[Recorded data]
________________________________________

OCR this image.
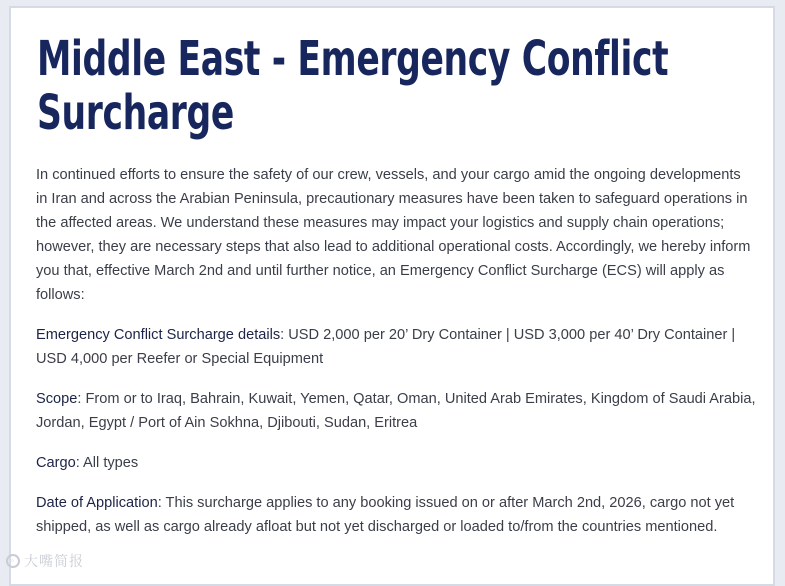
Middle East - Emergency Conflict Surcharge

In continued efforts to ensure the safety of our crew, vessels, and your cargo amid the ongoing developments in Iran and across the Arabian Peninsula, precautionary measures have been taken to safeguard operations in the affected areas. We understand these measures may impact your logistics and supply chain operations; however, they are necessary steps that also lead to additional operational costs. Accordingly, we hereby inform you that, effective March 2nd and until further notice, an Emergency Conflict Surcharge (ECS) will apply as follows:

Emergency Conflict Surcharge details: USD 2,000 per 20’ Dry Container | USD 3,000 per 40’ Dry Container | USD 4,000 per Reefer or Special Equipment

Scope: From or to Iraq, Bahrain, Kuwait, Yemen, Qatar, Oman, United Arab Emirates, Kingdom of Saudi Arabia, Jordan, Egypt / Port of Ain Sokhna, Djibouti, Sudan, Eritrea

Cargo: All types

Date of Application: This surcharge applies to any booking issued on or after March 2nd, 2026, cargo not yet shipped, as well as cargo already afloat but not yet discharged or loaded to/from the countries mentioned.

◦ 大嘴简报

________________________________________

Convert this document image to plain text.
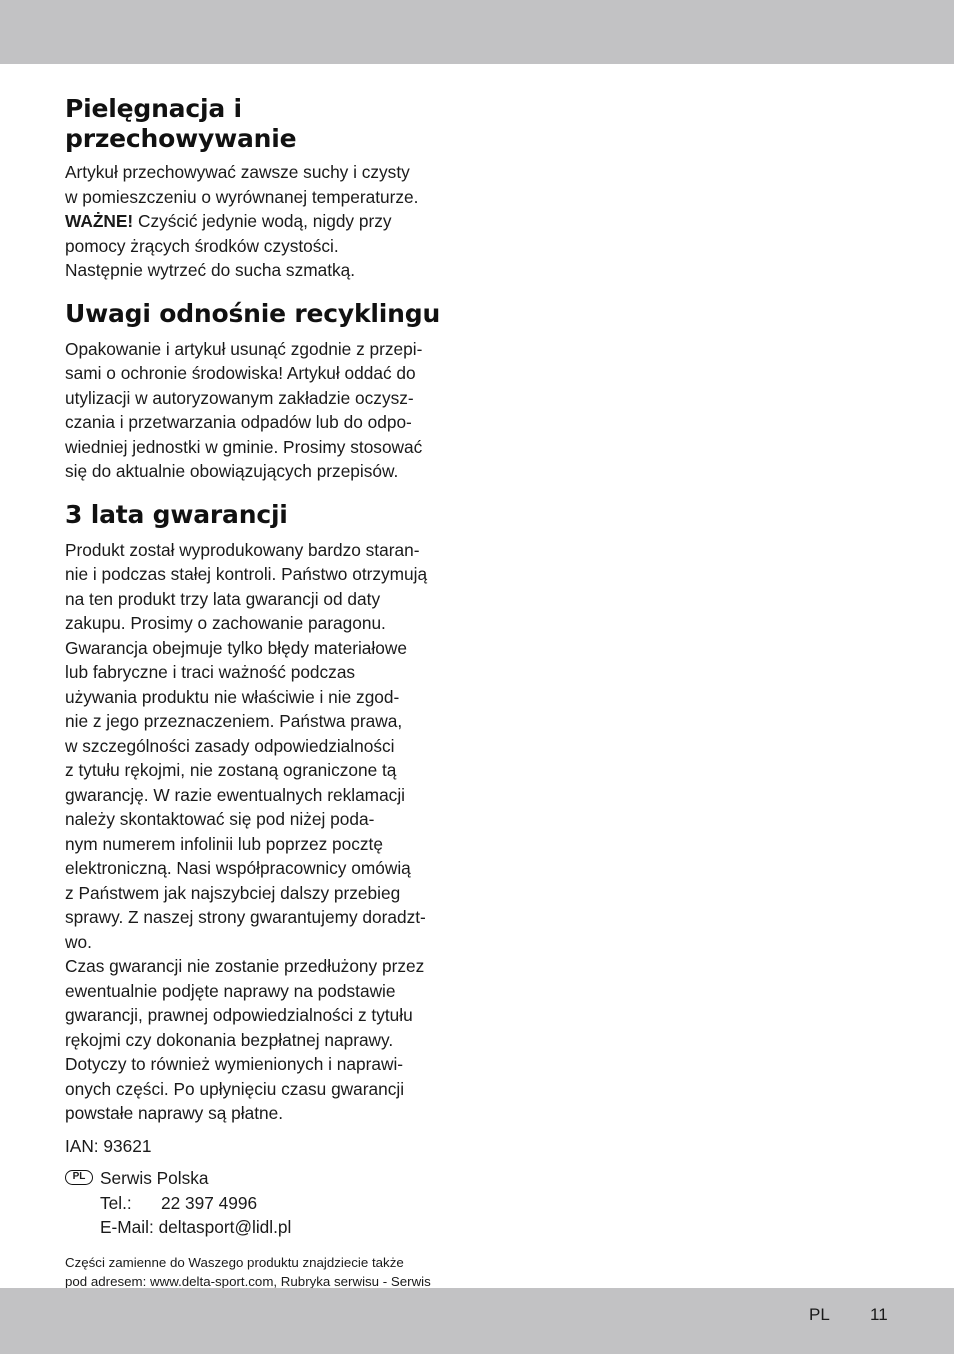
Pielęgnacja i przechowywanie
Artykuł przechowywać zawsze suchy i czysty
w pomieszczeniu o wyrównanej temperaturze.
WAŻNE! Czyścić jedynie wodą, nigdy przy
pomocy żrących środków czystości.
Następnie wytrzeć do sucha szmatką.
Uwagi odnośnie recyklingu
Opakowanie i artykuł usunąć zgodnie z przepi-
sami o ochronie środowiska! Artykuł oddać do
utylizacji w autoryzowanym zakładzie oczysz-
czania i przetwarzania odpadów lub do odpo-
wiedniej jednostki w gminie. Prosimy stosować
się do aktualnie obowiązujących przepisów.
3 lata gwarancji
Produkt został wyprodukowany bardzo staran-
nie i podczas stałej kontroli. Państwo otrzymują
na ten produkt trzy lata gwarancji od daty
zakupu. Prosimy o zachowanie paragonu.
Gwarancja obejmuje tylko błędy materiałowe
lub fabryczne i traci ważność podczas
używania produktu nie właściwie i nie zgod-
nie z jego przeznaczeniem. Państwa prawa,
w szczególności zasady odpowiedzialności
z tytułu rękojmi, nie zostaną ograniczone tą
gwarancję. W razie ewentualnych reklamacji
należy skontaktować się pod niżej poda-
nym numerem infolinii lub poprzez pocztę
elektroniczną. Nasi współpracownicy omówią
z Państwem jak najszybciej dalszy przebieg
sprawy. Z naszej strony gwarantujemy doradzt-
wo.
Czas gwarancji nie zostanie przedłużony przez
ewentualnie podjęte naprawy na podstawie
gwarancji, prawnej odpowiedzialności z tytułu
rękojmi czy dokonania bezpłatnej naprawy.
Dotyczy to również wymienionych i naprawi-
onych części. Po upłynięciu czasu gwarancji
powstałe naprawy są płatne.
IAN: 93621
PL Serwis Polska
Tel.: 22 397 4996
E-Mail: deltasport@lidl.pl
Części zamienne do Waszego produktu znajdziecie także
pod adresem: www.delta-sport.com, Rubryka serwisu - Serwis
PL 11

________________________________________

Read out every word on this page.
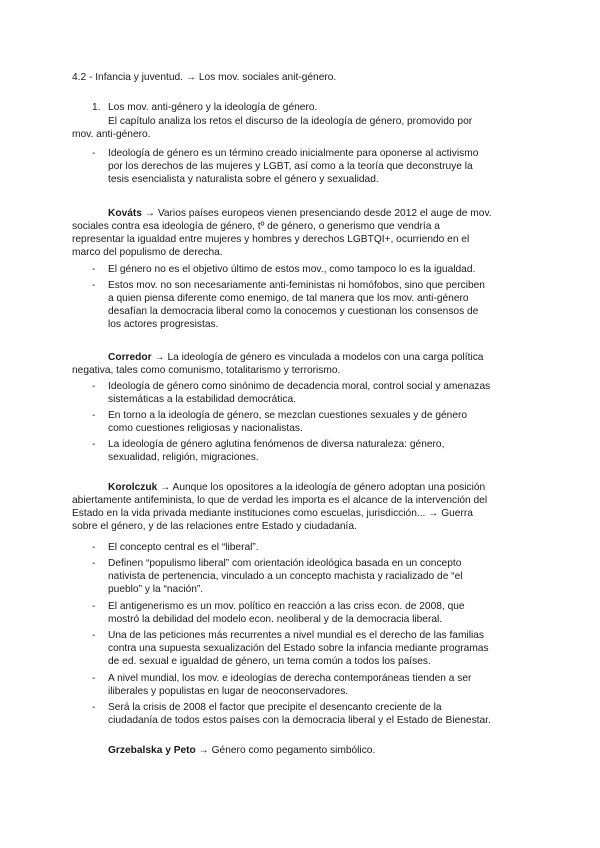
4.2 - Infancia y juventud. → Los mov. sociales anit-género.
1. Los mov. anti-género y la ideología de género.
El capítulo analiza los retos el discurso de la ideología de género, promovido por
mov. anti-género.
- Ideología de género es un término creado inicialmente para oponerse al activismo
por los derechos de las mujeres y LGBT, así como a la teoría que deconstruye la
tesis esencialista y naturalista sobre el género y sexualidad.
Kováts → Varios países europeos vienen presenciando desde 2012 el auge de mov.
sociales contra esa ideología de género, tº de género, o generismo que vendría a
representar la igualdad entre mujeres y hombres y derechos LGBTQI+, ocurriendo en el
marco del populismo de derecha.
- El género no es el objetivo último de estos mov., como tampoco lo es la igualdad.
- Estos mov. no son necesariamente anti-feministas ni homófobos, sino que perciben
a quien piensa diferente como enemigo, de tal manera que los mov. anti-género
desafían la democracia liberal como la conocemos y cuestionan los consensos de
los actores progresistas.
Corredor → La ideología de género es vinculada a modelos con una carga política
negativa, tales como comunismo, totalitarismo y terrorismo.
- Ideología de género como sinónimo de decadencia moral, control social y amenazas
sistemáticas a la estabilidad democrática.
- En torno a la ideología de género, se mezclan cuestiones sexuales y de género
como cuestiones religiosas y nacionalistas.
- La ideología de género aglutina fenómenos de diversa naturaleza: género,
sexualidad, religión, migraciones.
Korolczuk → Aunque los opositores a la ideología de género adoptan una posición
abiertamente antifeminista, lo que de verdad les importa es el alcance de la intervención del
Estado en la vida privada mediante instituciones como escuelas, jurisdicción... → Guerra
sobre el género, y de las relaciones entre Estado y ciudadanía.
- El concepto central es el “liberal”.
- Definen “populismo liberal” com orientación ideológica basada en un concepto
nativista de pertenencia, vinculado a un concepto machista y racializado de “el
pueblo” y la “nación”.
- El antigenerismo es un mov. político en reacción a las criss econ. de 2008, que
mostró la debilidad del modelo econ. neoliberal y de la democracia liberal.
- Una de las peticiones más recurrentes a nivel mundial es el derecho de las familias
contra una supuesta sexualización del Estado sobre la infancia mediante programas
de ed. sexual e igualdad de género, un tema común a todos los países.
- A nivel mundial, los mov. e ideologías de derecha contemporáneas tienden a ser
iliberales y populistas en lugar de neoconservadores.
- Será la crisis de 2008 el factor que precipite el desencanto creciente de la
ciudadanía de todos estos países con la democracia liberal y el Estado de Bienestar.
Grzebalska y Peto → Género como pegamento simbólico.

________________________________________

### TASK DIRECTIONS
State how many lines of the listing above hold the word "odpowiedzialności", with nothing but the number.

### OUTPUT BELOW
2